— START —

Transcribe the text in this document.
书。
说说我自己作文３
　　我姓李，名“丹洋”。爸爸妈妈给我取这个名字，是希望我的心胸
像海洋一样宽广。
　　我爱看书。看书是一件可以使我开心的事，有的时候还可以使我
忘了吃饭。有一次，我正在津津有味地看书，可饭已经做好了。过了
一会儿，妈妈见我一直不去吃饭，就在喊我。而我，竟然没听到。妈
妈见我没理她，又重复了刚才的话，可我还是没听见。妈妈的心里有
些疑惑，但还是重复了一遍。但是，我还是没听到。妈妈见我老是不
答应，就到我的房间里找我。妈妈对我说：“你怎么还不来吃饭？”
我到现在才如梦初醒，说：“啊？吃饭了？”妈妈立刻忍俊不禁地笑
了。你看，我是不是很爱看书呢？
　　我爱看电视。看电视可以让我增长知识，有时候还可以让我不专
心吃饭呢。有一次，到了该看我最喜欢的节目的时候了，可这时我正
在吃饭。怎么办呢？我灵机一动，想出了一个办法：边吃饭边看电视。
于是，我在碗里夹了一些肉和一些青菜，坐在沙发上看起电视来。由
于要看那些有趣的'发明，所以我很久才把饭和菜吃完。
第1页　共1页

— END —
— START —

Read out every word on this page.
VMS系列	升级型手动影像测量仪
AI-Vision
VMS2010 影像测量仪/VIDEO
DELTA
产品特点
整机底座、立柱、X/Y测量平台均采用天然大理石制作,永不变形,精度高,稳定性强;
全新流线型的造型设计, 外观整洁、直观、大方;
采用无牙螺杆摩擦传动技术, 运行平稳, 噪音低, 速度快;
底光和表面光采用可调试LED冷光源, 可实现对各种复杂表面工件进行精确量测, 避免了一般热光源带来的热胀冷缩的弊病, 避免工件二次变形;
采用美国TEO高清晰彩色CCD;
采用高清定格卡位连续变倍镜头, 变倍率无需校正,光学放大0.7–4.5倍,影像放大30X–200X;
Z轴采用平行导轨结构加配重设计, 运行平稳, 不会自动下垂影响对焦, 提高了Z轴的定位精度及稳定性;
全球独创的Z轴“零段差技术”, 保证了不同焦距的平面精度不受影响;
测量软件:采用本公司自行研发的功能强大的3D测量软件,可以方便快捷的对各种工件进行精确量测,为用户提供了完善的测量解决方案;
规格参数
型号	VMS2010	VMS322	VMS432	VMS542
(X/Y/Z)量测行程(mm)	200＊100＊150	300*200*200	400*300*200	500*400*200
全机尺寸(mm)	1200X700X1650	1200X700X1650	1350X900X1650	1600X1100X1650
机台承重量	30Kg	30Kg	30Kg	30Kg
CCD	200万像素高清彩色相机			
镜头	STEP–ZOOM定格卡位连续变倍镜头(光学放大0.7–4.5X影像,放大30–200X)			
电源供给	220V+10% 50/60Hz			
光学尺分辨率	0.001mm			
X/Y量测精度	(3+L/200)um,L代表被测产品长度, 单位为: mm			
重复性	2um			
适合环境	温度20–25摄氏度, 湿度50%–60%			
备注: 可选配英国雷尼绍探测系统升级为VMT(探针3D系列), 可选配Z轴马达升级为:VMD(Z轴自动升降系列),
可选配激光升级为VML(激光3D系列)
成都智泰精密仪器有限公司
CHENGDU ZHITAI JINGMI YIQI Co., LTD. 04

— END —

GIVEN REQUEST: Copy out the lines in which the string "this" appears.

TASK ANSWER:
Transcribe the text in this document.
Read out every word on this page.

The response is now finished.